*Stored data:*
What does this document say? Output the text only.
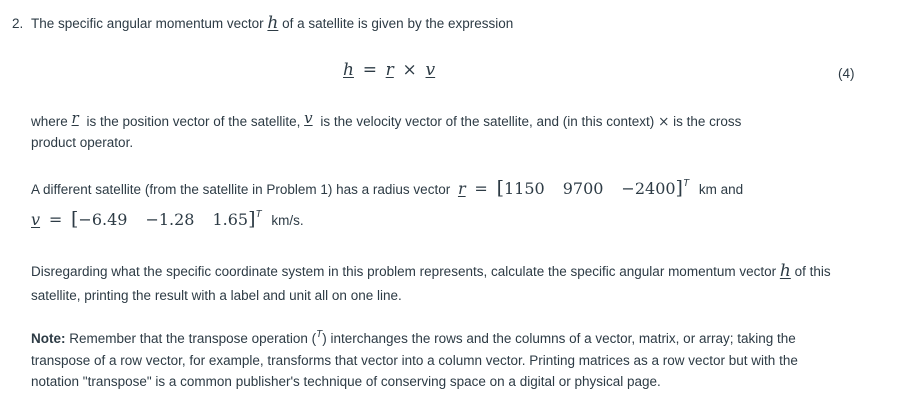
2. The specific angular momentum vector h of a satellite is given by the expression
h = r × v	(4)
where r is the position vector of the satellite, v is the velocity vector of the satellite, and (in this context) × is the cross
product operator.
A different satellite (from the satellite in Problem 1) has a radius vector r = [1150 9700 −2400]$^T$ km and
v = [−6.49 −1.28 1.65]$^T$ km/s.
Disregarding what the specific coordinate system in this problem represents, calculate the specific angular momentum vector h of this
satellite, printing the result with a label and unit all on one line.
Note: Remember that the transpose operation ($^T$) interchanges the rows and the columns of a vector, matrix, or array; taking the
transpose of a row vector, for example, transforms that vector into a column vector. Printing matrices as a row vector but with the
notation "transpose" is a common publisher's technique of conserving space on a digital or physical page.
...
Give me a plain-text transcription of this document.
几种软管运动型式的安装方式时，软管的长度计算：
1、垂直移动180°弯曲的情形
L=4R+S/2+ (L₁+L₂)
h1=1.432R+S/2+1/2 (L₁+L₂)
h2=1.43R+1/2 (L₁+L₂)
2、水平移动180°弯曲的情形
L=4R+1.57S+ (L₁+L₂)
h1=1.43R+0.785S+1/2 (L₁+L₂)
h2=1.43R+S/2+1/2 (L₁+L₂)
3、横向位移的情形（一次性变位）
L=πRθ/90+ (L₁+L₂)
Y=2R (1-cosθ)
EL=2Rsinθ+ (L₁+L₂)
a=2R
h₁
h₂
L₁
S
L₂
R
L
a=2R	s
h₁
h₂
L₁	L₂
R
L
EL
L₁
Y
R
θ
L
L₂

*TASK OBJECTIVE:*
Lines that hold the word "with" are the ones to return, every one of them.

*ANSWER TO THIS PROBLEM:*
satellite, printing the result with a label and unit all on one line.
transpose of a row vector, for example, transforms that vector into a column vector. Printing matrices as a row vector but with the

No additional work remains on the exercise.